Exercise directions = Search the listing for the string "muvofiq" and copy every line that contains it.

Data rows =
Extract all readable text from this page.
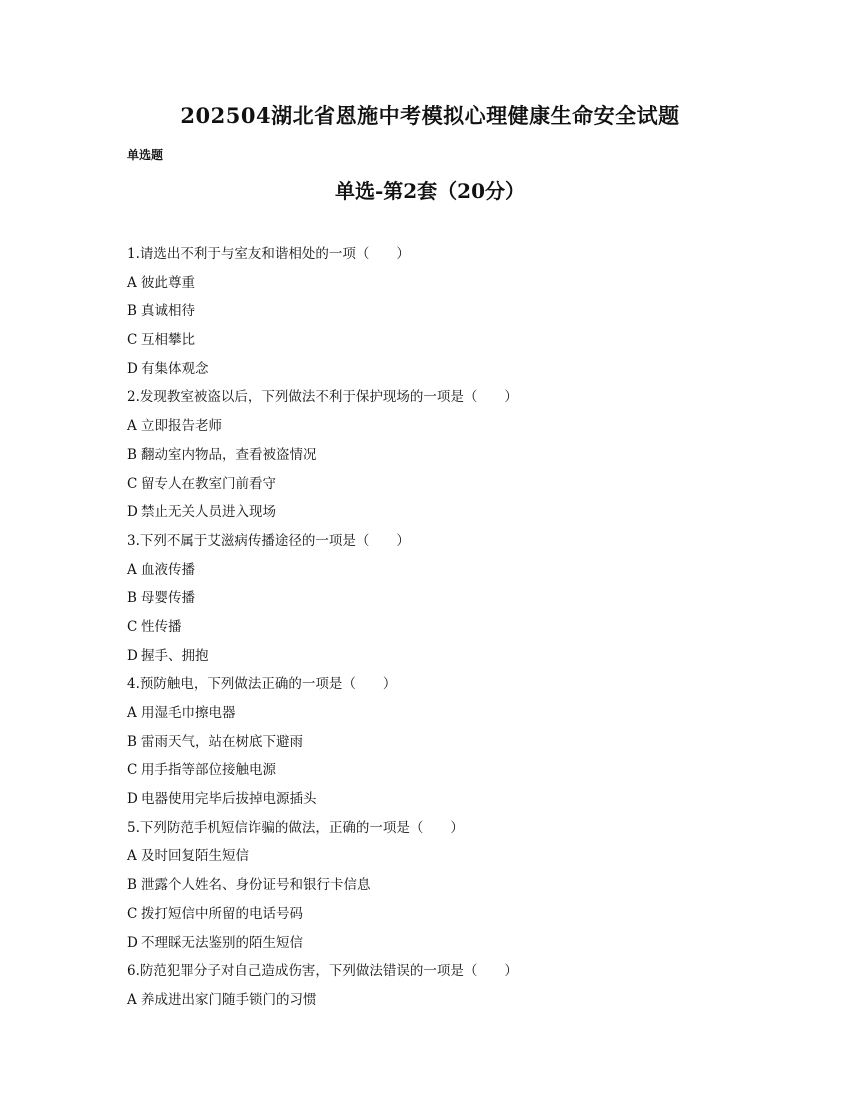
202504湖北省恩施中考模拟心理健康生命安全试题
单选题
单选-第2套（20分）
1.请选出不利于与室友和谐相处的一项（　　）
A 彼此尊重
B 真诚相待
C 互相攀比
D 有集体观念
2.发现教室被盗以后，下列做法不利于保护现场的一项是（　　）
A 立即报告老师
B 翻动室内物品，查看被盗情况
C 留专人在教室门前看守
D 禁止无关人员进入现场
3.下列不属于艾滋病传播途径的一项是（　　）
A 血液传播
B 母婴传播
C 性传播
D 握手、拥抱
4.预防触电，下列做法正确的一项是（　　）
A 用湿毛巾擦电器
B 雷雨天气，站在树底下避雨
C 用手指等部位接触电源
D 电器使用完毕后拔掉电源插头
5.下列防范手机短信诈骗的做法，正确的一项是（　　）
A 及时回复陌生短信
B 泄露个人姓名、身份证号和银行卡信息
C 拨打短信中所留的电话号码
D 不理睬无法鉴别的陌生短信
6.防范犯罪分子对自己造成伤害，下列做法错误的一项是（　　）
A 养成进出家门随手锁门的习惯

---

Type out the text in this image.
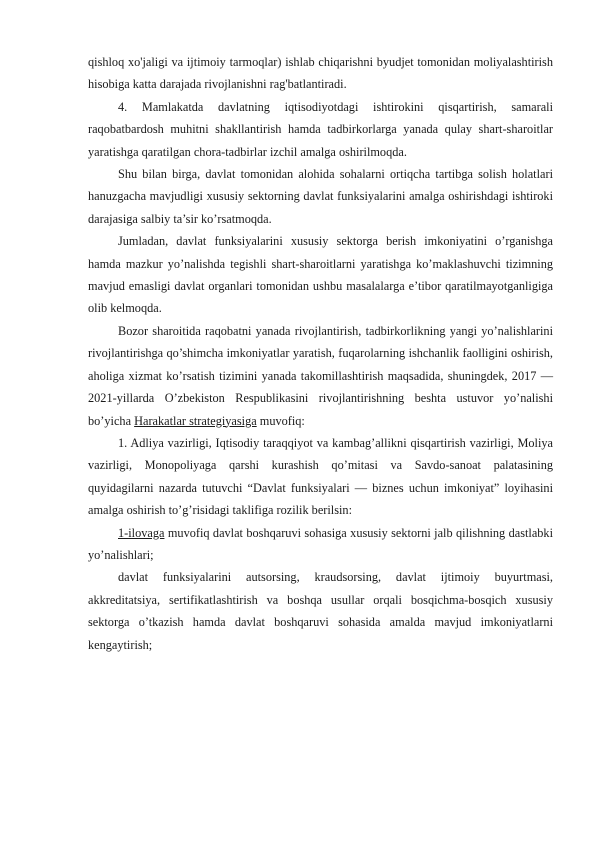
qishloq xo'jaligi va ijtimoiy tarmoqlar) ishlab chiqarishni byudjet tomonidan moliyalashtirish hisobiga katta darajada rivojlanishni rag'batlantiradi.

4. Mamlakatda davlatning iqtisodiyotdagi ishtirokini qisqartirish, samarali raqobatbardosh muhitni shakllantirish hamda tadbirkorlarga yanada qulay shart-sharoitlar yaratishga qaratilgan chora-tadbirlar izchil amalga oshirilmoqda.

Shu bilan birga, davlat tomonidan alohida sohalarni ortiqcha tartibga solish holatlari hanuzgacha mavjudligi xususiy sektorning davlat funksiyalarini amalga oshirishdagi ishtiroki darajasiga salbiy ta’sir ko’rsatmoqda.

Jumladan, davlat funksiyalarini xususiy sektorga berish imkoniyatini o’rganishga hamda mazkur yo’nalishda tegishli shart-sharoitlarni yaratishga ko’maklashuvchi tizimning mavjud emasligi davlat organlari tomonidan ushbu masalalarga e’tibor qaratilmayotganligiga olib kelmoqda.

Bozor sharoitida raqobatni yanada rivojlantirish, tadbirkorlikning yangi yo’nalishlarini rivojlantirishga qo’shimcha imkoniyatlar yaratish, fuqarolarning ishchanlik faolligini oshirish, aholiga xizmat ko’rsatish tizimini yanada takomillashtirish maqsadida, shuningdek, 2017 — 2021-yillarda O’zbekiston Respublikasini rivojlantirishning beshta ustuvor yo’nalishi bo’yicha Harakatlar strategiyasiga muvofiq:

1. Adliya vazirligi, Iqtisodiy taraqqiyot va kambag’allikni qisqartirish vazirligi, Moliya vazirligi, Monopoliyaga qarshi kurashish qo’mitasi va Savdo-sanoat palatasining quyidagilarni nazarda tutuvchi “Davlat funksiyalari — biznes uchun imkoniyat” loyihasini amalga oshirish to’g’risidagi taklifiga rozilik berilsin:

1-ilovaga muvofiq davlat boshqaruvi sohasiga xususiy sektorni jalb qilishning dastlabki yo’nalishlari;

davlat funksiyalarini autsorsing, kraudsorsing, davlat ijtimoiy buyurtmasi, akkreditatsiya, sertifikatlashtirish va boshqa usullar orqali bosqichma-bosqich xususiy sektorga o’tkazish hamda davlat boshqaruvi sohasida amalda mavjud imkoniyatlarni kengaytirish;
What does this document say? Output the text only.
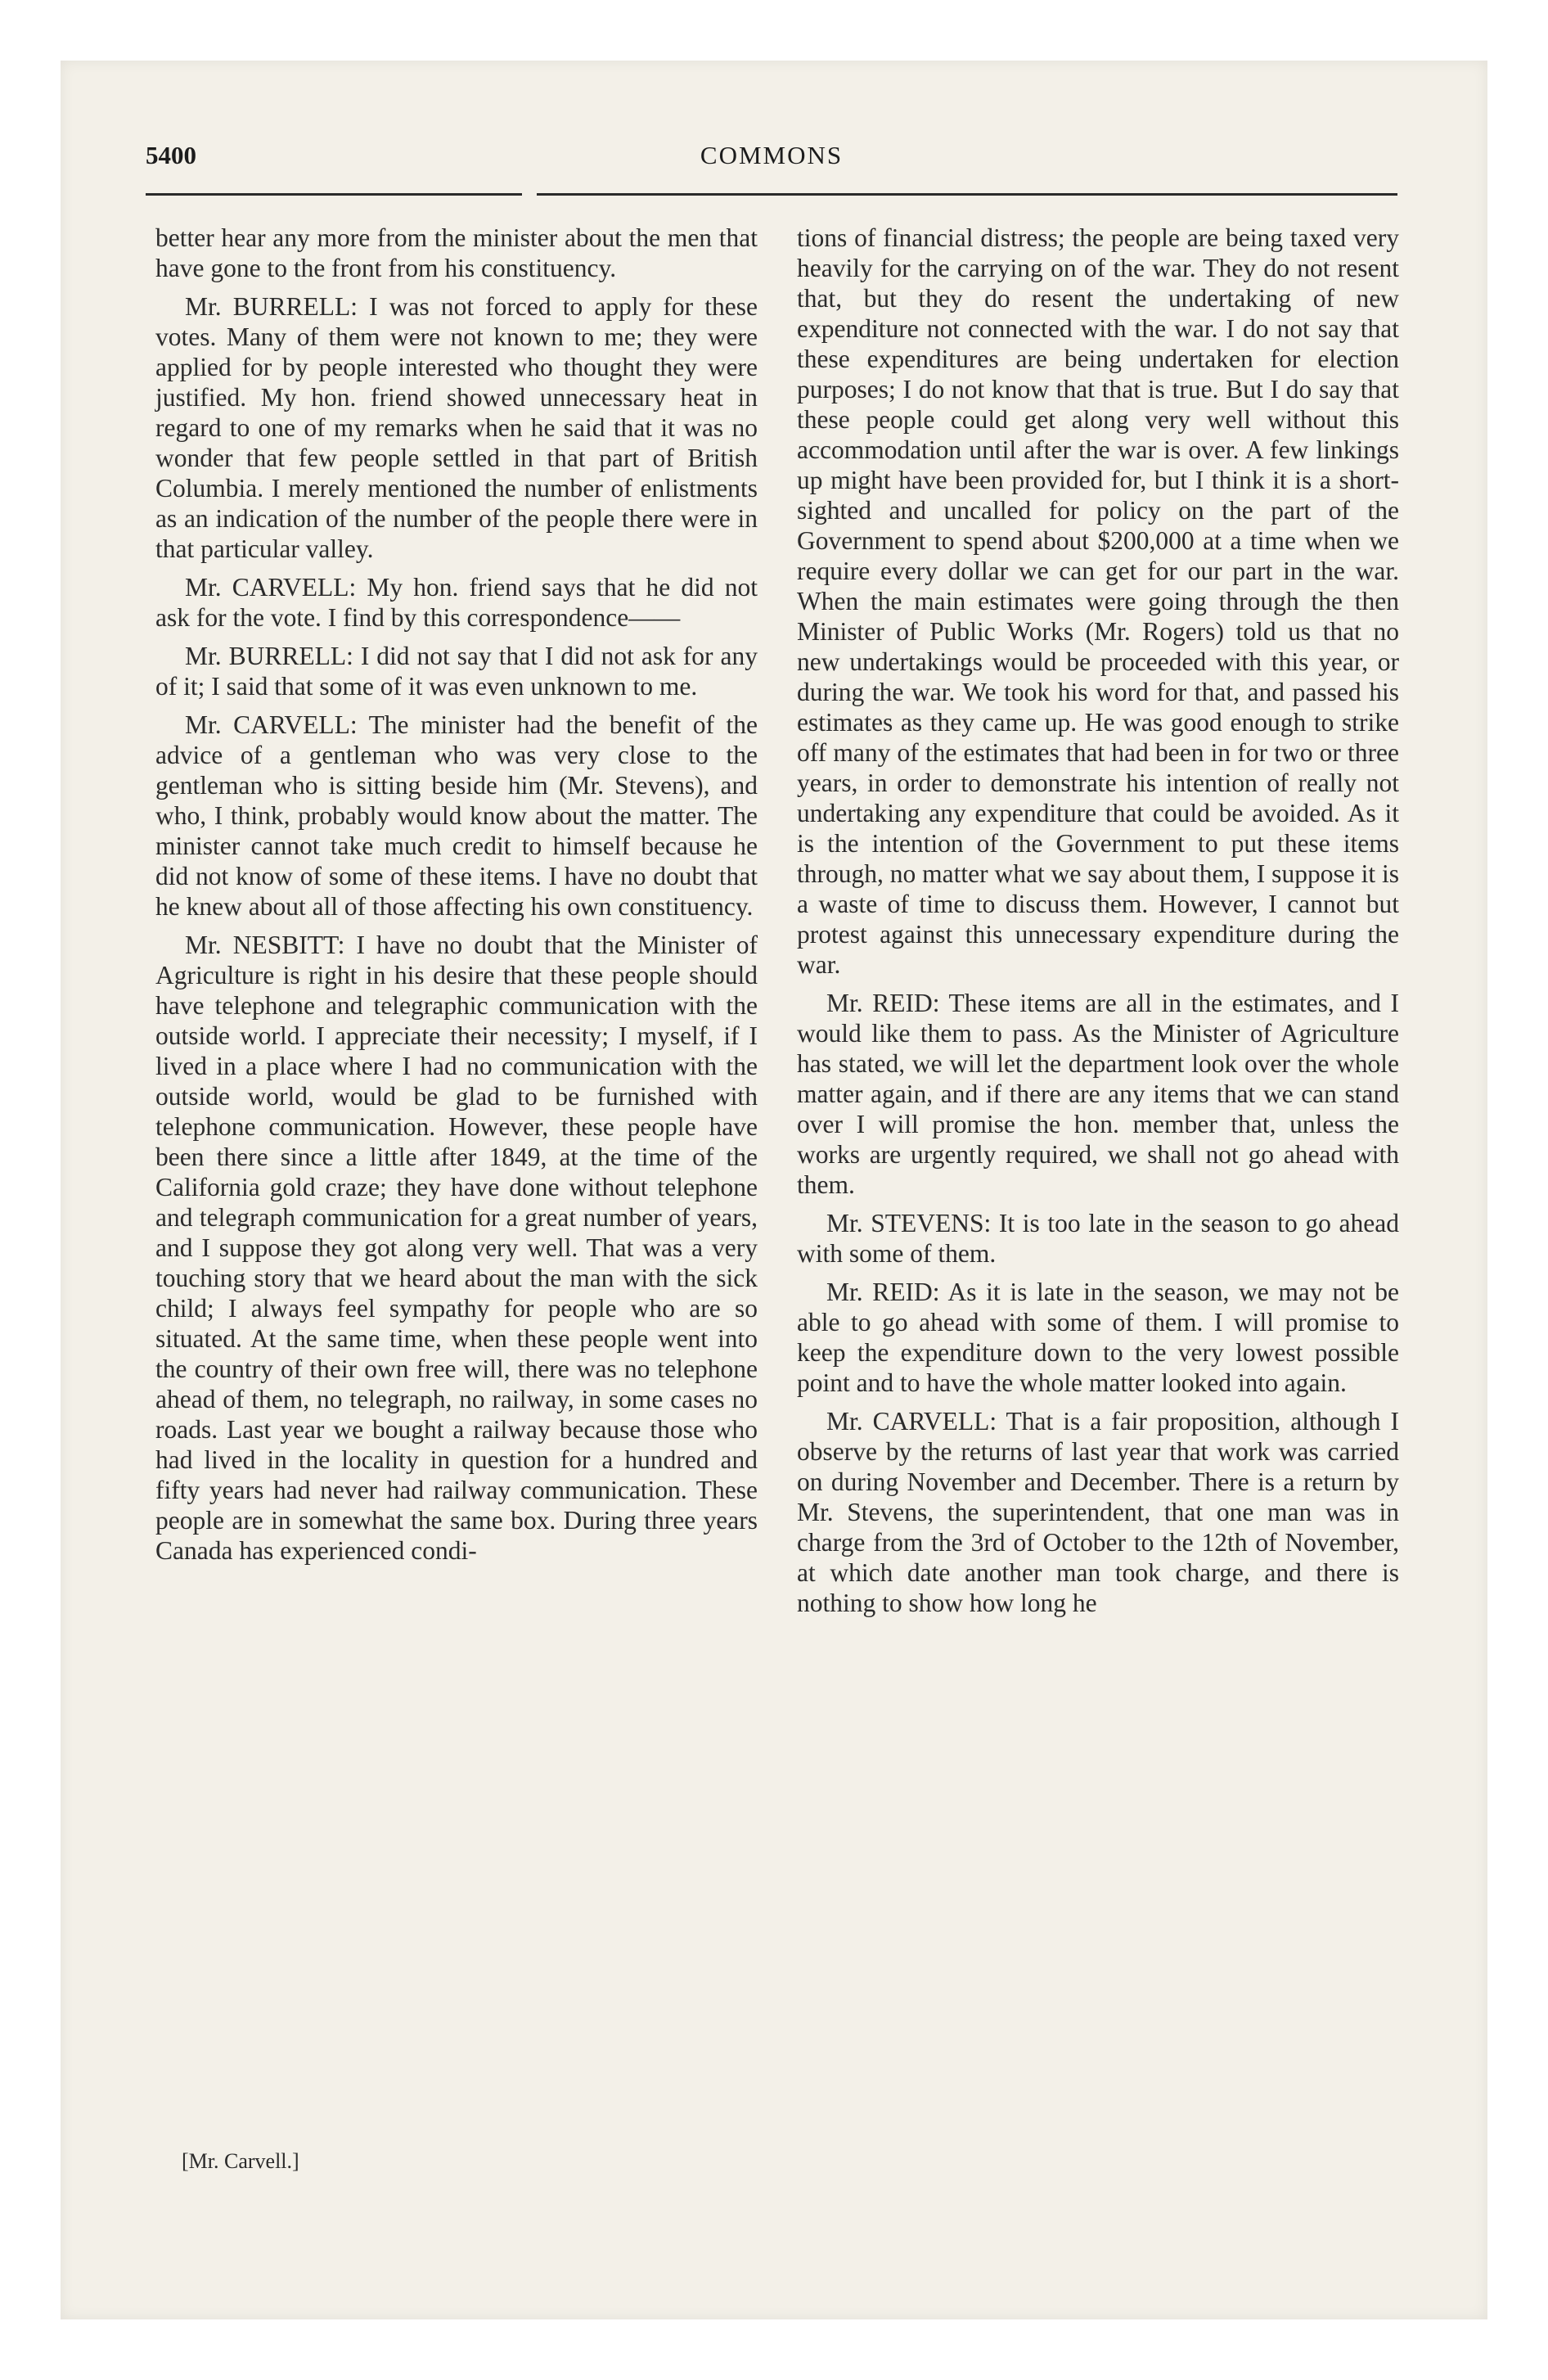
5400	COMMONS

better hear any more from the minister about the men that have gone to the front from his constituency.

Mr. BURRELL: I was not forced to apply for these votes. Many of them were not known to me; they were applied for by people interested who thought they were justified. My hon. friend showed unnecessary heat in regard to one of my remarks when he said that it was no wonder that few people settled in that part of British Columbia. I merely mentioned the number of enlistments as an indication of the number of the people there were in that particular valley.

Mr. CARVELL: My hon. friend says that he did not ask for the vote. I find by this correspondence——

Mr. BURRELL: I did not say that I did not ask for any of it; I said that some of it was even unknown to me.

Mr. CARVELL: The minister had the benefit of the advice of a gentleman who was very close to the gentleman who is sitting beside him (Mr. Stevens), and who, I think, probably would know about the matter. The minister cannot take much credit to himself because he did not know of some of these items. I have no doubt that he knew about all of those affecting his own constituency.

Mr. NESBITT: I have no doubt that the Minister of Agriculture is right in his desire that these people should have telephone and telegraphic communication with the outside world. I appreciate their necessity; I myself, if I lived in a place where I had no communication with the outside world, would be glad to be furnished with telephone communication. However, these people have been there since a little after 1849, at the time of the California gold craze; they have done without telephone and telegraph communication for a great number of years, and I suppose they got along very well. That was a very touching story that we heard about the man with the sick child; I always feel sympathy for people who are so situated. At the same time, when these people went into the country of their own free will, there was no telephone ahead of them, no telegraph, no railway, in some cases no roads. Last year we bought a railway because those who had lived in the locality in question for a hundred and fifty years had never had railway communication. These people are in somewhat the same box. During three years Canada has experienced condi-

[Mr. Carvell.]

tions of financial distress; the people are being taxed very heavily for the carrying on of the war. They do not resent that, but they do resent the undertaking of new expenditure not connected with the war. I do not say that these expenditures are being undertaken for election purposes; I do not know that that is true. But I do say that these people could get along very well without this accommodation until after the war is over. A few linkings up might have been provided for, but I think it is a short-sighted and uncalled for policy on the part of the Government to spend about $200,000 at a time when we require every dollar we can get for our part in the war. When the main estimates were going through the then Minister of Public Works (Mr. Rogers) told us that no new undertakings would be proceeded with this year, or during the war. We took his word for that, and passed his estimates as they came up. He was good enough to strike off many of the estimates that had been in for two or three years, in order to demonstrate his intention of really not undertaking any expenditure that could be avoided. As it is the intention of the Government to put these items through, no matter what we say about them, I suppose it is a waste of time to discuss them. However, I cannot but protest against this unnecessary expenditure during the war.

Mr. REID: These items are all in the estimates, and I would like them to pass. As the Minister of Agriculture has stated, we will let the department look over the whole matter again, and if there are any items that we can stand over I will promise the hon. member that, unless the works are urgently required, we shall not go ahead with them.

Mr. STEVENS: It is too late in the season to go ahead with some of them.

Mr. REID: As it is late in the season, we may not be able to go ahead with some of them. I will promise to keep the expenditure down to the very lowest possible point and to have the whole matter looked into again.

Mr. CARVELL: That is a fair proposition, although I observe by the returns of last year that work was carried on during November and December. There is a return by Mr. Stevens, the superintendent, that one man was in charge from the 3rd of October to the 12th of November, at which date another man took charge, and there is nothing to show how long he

Written answer =
Bozor sharoitida raqobatni yanada rivojlantirish, tadbirkorlikning yangi yo’nalishlarini rivojlantirishga qo’shimcha imkoniyatlar yaratish, fuqarolarning ishchanlik faolligini oshirish, aholiga xizmat ko’rsatish tizimini yanada takomillashtirish maqsadida, shuningdek, 2017 — 2021-yillarda O’zbekiston Respublikasini rivojlantirishning beshta ustuvor yo’nalishi bo’yicha Harakatlar strategiyasiga muvofiq:
1-ilovaga muvofiq davlat boshqaruvi sohasiga xususiy sektorni jalb qilishning dastlabki yo’nalishlari;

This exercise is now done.